**Written problem**
Using the data below, copy every line that contains the word "this".

**Record extracts**
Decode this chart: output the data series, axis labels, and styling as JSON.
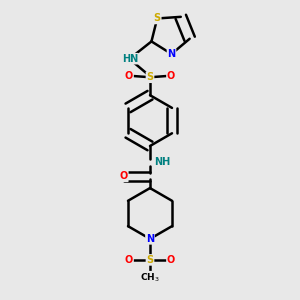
{
  "bg_color": "#e8e8e8",
  "atom_colors": {
    "C": "#000000",
    "N": "#0000ff",
    "O": "#ff0000",
    "S": "#ccaa00",
    "H": "#008080"
  },
  "bond_color": "#000000",
  "bond_width": 1.8,
  "dbo": 0.018
}
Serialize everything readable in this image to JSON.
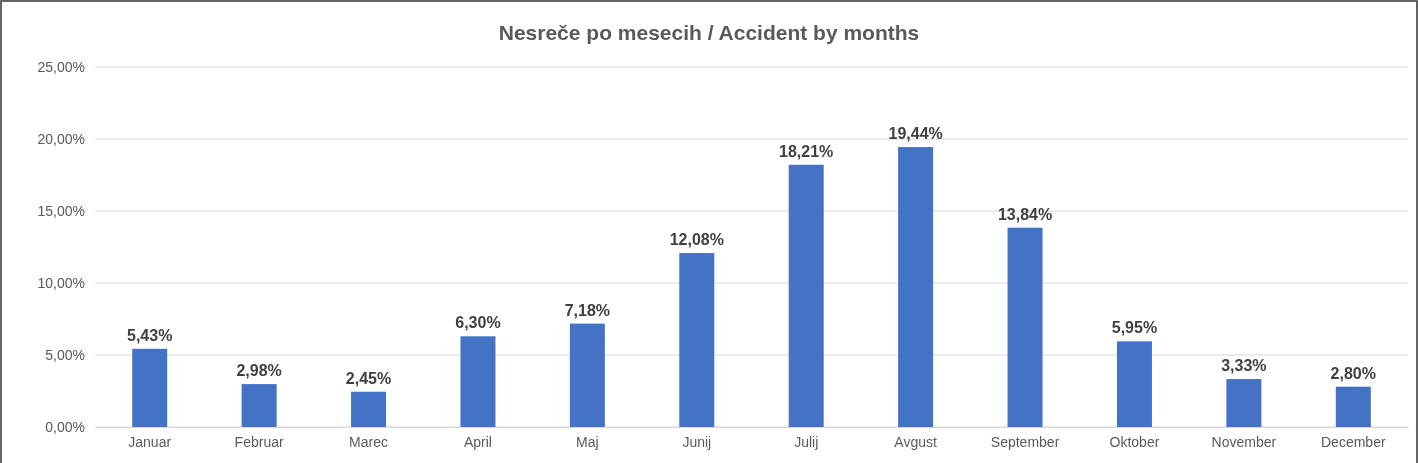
{
  "chart_data": {
    "type": "bar",
    "title": "Nesreče po mesecih / Accident by months",
    "categories": [
      "Januar",
      "Februar",
      "Marec",
      "April",
      "Maj",
      "Junij",
      "Julij",
      "Avgust",
      "September",
      "Oktober",
      "November",
      "December"
    ],
    "values": [
      5.43,
      2.98,
      2.45,
      6.3,
      7.18,
      12.08,
      18.21,
      19.44,
      13.84,
      5.95,
      3.33,
      2.8
    ],
    "value_labels": [
      "5,43%",
      "2,98%",
      "2,45%",
      "6,30%",
      "7,18%",
      "12,08%",
      "18,21%",
      "19,44%",
      "13,84%",
      "5,95%",
      "3,33%",
      "2,80%"
    ],
    "color": "#4472c4",
    "ylim": [
      0,
      25
    ],
    "yticks": [
      {
        "value": 0,
        "label": "0,00%"
      },
      {
        "value": 5,
        "label": "5,00%"
      },
      {
        "value": 10,
        "label": "10,00%"
      },
      {
        "value": 15,
        "label": "15,00%"
      },
      {
        "value": 20,
        "label": "20,00%"
      },
      {
        "value": 25,
        "label": "25,00%"
      }
    ],
    "grid": "y"
  }
}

**Solved problem**
Decode this chart: output the data series, axis labels, and styling as JSON.
Serialize everything readable in this image to JSON.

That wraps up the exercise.